• _RECORD EXCERPTS_
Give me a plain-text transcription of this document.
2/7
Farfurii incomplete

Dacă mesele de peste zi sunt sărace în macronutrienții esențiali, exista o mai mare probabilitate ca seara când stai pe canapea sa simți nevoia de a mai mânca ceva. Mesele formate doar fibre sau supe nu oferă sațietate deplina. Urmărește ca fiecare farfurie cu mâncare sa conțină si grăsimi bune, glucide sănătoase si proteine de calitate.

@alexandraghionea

• _WHAT IS BEING ASKED_
Please print the listing exactly, keeping each line as it is.

• _RESPONSE_
Give me a plain-text transcription of this document.
2/7
Farfurii incomplete

Dacă mesele de peste zi sunt sărace în macronutrienții esențiali, exista o mai mare probabilitate ca seara când stai pe canapea sa simți nevoia de a mai mânca ceva. Mesele formate doar fibre sau supe nu oferă sațietate deplina. Urmărește ca fiecare farfurie cu mâncare sa conțină si grăsimi bune, glucide sănătoase si proteine de calitate.

@alexandraghionea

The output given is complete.